◆ Work instructions: Copy the lines holding the word "kind", all of them.
:::
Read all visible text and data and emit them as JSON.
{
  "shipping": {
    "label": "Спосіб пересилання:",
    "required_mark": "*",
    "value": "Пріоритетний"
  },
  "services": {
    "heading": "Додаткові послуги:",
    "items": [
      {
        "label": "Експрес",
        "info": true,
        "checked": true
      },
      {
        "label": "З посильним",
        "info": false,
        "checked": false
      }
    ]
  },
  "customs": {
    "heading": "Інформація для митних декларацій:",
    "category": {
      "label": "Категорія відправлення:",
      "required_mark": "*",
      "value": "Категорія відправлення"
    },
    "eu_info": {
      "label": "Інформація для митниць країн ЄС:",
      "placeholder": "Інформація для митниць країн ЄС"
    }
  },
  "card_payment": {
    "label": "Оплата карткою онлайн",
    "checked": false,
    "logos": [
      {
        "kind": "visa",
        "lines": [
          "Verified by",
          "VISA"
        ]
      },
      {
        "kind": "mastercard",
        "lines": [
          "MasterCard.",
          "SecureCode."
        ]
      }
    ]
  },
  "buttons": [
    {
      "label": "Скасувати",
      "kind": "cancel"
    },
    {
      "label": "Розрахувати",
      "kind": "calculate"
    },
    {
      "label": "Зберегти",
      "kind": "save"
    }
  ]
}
:::
◆ The reply:
        "kind": "visa",
        "kind": "mastercard",
      "kind": "cancel"
      "kind": "calculate"
      "kind": "save"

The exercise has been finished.